Em 1989, por ocasião das comemorações do sesquicentenário de nascimento de Machado de Assis, o Senado publicou o célebre texto evocativo O Velho Senado, juntamente com dez artigos produzidos por intelectuais, políticos e conhecedores da obra machadiana. Seus autores apontam aspectos das relações do escritor com a atividade política.

 Assinam esses textos Nelson Carneiro, Afonso Arinos de Melo Franco, Afrânio Coutinho, Austregésilo de Athayde, Carlos Castello Branco, José Sarney, Josué Montello, Luiz Viana Filho, Marcos Vilaça e Raymundo Faoro.

 Em "Lições políticas de Machado de Assis", que integra o citado volume, Sarney discute a vocação política do autor de Memórias Póstumas de Brás Cubas e conclui que nosso personagem teria tido essa vocação:

 "Apenas, em vez de fazer política, no plano da vida executiva ou parlamentar, ele preferiu fazer a alta política, no plano da vida literária, de que a Academia, com o reconhecimento de sua incontestável liderança intelectual, constituiu o ponto culminante, a realização maior".

 Em 1867, o Diário do Rio de Janeiro foi vendido a Sebastião Gomes da Silva Belfort. Poucos meses depois, Machado deixaria seus quadros. Mas continuou escrevendo para outros jornais e revistas, nos quais viria a publicar, como folhetim, vários dos sues futuros romances.

 Tendo como companheiros de ofício Bernardo Guimarães, pelo Jornal do Commercio, e Pedro Luís, pelo Correio Mercantil, a partir do dia 25 de março de 1860 o jovem Machado passou a freqüentar o Solar do Conde dos Arcos, no antigo campo de Santana, local onde o Senado funcionou entre 1826 a 1925, em demanda das suas novas atribuições como setorista da área.

 Cerca de 40 anos depois, em 1899, Machado de Assis publicaria O Velho Senado. Trata-se, como já foi dito, de um texto evocativo no qual faz admirável reconstituição da instituição e dos homens que a integravam, naquele período.

 Nutrido pelas lembranças de impressões e de conhecimentos adquiridos na época em que suas atribuições o levavam a conviver, diariamente, com os senadores, Machado de Assis, ao escrever O Velho Senado tomaria o jovem repórter que ele havia sido, como fonte para o alto escritor no qual se tornara. A memória saiu publicada em uma coletânea intitulada Páginas Recolhidas, lançada 1899, que viria a ser seu livro de melhor aceitação pelos leitores de sua época.

 Pretendendo assinalar o impacto que significou para ele o início da sua experiência como cronista parlamentar, Machado adverte para que, "diante daqueles homens que eu via ali juntos, todos os dias, é preciso não esquecer que não poucos eram contemporâneos da maioridade (1840), algum da Regência, do Primeiro Reinado e da Constituinte (1824). Tinham feito ou visto fazer a história dos tempos iniciais do regímen, e eu era um adolescente espantado e curioso".

### [Objetivo A]
Transcreva do trecho selecionado tudo o que vai de "Nutrido pelas lembranças" até "de sua época.".
### [Objetivo B]
Diga se cada afirmação a seguir concorda com o trecho selecionado, respondendo sim ou não e citando as palavras do texto que decidem a resposta. (i) O Senado funcionou no Solar do Conde dos Arcos entre 1826 e 1925. (ii) Machado de Assis publicou O Velho Senado em 1889. (iii) Páginas Recolhidas foi o livro de Machado de Assis de melhor aceitação entre os leitores de sua época.

### [Material coletado]
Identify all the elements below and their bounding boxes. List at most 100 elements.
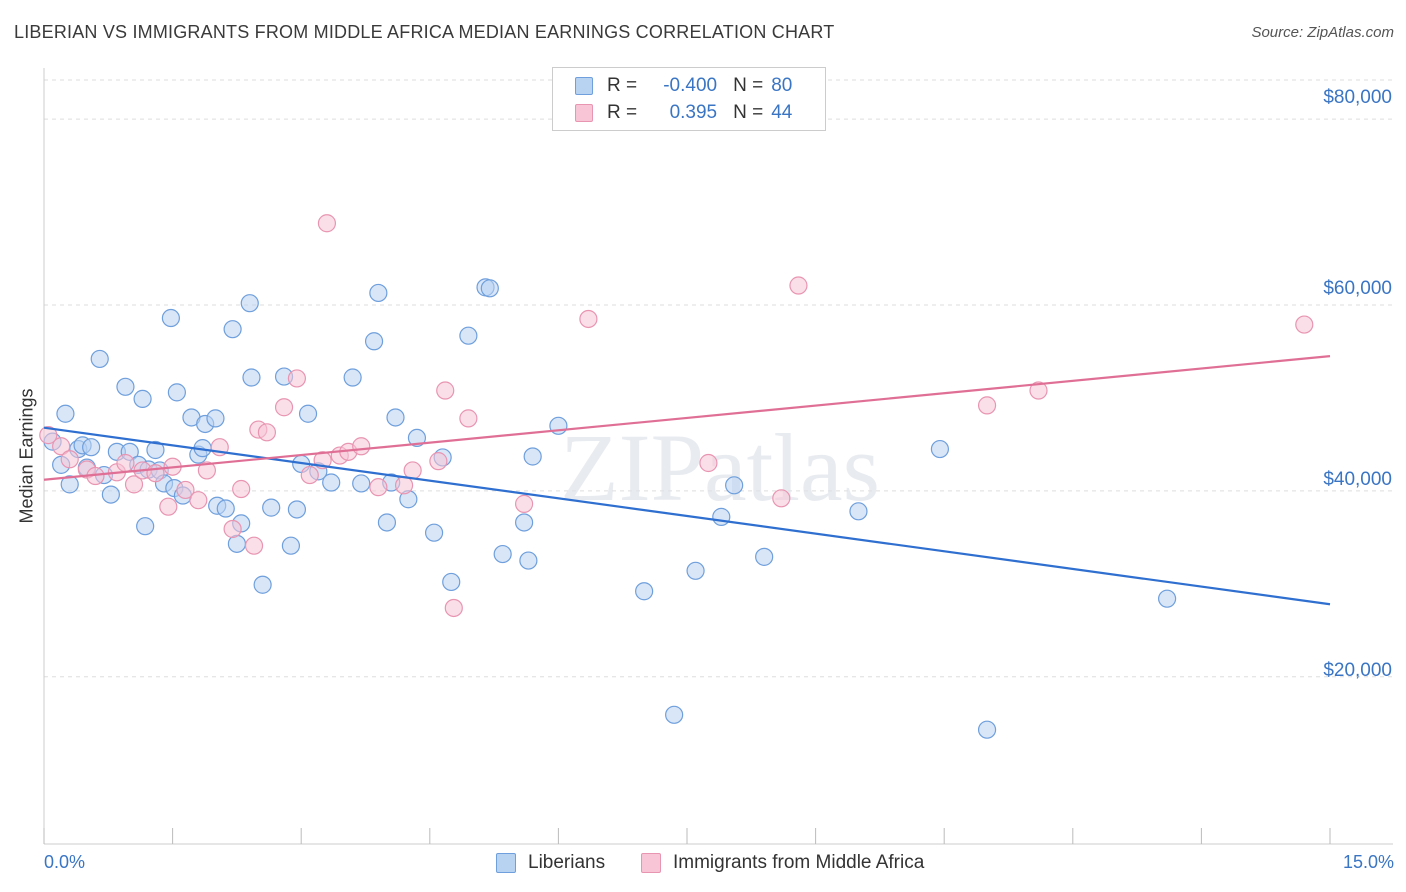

### [Resposta correta A]
Nutrido pelas lembranças de impressões e de conhecimentos adquiridos na época em que suas atribuições o levavam a conviver, diariamente, com os senadores, Machado de Assis, ao escrever O Velho Senado tomaria o jovem repórter que ele havia sido, como fonte para o alto escritor no qual se tornara. A memória saiu publicada em uma coletânea intitulada Páginas Recolhidas, lançada 1899, que viria a ser seu livro de melhor aceitação pelos leitores de sua época.

### [Resposta correta B]
(i) Sim: "local onde o Senado funcionou entre 1826 a 1925".
(ii) Não: "em 1899, Machado de Assis publicaria O Velho Senado".
(iii) Sim: "que viria a ser seu livro de melhor aceitação pelos leitores de sua época".